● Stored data
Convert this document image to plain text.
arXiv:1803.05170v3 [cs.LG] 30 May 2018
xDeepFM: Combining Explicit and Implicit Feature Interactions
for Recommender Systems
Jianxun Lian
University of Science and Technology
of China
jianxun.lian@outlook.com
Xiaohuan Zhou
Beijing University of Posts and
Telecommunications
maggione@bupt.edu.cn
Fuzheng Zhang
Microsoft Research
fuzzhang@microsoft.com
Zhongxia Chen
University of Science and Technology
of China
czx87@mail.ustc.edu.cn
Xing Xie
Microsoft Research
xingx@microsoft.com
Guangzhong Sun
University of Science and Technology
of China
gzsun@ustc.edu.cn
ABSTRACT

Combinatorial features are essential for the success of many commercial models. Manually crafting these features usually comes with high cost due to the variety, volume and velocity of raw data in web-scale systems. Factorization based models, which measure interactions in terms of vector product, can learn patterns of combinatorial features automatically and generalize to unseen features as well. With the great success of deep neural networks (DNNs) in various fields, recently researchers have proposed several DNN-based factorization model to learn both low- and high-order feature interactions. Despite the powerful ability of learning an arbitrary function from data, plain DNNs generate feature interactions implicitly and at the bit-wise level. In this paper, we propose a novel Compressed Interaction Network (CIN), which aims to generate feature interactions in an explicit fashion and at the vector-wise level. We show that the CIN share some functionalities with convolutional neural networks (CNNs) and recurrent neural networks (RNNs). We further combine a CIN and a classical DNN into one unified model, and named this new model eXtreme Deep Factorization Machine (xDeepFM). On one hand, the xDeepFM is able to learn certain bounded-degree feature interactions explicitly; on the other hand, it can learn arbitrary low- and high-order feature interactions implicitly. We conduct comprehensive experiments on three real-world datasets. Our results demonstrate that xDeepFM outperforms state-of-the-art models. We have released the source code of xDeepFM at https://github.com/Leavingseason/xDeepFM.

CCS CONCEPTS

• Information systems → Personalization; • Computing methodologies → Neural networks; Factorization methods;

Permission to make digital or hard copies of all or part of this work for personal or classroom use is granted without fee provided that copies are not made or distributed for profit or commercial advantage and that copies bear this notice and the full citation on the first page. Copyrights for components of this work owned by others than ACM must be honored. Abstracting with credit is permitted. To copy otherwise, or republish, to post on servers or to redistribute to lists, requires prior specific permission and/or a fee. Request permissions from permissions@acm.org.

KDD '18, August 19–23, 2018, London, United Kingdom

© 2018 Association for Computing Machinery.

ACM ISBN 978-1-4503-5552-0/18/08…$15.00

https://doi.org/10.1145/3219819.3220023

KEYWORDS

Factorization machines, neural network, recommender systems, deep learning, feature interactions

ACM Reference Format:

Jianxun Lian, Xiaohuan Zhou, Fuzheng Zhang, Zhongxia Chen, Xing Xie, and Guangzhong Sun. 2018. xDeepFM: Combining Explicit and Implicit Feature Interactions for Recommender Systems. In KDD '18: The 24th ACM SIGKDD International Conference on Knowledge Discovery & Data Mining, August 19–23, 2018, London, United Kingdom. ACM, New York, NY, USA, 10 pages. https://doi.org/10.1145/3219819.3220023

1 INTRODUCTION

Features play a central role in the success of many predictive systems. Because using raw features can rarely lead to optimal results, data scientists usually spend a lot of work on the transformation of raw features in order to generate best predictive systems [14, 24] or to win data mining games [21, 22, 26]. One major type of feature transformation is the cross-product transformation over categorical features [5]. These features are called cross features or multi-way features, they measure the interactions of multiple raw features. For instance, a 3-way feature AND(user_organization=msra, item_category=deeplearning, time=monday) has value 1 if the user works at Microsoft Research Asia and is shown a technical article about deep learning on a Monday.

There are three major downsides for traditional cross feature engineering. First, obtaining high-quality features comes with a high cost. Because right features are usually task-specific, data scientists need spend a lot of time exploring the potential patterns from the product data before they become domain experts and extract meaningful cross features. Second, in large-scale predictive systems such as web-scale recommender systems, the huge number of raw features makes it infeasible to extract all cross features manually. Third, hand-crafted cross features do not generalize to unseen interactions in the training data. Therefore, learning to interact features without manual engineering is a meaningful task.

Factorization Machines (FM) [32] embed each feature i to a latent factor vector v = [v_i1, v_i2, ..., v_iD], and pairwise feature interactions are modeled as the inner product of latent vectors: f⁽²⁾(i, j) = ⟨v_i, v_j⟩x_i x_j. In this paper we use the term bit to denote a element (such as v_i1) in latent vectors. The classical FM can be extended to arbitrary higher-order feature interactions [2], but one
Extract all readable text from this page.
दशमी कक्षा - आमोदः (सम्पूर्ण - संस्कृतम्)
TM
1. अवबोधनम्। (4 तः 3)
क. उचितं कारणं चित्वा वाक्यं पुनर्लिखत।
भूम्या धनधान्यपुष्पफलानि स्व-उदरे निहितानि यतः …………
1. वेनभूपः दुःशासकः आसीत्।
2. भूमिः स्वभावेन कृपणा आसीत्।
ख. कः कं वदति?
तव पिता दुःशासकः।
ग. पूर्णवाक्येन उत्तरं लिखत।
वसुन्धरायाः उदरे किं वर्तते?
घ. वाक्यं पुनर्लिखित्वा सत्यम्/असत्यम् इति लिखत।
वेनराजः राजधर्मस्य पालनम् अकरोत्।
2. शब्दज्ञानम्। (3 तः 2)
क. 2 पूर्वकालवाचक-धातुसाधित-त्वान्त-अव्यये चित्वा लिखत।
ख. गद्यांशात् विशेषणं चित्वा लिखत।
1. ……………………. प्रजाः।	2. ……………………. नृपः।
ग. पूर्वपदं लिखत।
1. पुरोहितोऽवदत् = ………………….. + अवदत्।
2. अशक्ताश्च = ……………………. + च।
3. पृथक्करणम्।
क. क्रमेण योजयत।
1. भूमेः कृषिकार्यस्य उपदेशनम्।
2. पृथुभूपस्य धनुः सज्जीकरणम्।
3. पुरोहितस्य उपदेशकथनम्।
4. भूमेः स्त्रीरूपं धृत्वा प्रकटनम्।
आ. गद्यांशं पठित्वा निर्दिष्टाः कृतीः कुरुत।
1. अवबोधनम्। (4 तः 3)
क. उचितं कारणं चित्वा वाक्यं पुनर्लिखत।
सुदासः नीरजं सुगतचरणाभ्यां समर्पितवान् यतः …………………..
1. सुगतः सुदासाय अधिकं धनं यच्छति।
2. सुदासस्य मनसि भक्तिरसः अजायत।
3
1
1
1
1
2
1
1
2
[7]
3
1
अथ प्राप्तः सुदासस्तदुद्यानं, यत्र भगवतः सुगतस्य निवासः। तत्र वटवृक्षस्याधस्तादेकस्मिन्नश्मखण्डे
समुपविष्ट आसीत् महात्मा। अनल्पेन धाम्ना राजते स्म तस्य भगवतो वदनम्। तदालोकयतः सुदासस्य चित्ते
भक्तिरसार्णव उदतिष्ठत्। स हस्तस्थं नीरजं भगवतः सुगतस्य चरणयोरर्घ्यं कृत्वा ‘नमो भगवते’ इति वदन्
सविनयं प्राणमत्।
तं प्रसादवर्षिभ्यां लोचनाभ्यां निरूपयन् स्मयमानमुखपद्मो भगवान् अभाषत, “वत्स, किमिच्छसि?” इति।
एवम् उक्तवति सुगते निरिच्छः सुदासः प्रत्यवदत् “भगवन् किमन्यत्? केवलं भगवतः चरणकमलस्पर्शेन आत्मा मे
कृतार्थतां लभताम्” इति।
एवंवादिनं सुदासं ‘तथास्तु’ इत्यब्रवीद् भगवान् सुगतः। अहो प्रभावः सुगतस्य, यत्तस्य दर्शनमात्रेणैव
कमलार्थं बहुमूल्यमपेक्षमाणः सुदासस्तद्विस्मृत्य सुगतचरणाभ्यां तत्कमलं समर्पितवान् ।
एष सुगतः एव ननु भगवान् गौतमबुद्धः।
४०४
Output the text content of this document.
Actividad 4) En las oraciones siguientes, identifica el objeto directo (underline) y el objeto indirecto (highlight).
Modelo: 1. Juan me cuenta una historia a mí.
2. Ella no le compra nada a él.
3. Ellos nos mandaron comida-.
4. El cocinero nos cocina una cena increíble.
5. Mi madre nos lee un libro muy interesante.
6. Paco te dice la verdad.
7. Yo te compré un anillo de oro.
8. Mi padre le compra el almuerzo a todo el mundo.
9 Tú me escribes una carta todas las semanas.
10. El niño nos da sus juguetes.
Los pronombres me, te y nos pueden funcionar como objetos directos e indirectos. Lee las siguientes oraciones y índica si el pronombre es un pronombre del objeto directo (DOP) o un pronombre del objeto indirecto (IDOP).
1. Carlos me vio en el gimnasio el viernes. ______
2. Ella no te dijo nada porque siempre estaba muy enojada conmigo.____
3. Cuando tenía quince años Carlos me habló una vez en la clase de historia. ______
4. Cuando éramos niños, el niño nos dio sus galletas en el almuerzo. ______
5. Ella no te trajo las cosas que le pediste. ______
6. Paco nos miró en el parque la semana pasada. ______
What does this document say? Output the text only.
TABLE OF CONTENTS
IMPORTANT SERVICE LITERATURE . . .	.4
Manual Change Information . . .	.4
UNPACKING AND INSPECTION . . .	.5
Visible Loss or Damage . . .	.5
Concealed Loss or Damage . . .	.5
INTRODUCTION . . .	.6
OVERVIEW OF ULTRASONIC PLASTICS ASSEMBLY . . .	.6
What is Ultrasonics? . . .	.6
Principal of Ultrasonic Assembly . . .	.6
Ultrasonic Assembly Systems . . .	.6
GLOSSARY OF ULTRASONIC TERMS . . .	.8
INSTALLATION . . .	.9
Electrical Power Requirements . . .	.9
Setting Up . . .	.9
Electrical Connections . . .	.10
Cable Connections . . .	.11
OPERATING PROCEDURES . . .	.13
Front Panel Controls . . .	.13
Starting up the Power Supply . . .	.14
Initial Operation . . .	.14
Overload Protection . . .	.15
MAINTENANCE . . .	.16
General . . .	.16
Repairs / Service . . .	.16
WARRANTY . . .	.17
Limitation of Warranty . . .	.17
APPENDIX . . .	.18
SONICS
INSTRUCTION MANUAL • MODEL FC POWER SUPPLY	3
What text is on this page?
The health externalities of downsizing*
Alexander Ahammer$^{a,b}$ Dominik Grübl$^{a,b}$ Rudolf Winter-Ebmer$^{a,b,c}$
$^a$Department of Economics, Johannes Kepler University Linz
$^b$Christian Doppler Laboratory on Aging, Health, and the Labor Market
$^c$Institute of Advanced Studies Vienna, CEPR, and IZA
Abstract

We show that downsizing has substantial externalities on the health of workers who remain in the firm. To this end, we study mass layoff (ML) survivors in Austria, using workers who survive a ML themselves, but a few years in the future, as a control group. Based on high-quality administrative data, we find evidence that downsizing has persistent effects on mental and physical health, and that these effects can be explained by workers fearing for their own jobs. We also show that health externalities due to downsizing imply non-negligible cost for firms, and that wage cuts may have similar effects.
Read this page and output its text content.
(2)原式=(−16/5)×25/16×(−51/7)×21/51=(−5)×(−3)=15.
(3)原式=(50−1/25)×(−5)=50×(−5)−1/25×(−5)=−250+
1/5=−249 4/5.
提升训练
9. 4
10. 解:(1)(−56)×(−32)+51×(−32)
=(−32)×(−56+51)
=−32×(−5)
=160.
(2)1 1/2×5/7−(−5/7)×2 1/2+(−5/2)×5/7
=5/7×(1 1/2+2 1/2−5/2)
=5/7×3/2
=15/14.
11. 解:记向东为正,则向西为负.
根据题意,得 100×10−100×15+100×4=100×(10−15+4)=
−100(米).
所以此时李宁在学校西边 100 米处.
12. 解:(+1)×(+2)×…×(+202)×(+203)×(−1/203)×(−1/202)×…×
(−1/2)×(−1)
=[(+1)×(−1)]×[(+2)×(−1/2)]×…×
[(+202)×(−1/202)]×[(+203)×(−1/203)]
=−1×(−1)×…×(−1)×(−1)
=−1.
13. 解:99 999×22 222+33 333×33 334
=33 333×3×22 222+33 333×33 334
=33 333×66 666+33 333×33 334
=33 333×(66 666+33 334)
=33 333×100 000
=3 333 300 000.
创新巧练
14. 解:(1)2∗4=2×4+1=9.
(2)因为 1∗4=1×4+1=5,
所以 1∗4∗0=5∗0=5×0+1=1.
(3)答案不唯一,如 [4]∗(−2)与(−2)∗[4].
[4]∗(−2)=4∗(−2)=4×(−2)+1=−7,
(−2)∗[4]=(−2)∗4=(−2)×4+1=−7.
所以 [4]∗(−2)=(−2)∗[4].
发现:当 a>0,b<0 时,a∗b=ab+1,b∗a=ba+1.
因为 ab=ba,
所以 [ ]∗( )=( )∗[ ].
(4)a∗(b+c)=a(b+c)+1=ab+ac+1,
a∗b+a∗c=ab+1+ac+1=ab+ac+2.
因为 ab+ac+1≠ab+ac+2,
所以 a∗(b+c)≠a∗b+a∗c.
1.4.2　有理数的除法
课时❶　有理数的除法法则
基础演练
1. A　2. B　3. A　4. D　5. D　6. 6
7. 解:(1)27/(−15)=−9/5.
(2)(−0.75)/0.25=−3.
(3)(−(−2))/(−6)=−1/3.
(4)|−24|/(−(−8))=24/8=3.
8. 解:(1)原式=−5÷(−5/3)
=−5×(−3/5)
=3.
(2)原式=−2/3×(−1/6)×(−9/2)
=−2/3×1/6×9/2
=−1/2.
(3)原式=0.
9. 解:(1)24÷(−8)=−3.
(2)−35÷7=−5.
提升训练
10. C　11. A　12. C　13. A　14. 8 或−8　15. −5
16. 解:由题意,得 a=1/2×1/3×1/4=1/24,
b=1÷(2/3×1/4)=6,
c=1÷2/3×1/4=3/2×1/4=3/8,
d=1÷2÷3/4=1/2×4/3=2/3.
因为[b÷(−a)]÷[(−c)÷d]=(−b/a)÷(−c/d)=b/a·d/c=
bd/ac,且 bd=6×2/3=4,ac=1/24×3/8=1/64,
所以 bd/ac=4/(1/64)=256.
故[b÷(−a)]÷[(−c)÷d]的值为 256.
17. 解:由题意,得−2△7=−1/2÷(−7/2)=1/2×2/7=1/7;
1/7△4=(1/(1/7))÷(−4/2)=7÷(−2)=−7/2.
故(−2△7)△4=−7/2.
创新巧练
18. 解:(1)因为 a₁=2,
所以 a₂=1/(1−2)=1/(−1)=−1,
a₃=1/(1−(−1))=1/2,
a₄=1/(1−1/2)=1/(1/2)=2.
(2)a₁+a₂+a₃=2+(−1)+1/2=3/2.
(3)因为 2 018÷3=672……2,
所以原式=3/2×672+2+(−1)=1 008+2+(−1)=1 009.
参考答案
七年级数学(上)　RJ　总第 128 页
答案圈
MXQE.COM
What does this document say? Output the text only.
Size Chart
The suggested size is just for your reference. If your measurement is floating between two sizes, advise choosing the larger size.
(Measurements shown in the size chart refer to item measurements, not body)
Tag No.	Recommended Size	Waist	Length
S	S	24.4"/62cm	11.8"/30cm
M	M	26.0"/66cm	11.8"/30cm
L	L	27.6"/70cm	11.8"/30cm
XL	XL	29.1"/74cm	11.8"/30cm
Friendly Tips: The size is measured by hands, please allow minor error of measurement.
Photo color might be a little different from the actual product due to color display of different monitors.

● WHAT IS REQUIRED
Only a number is wanted: how many lines of the material above hold "Ella"?

● OUTPUT
3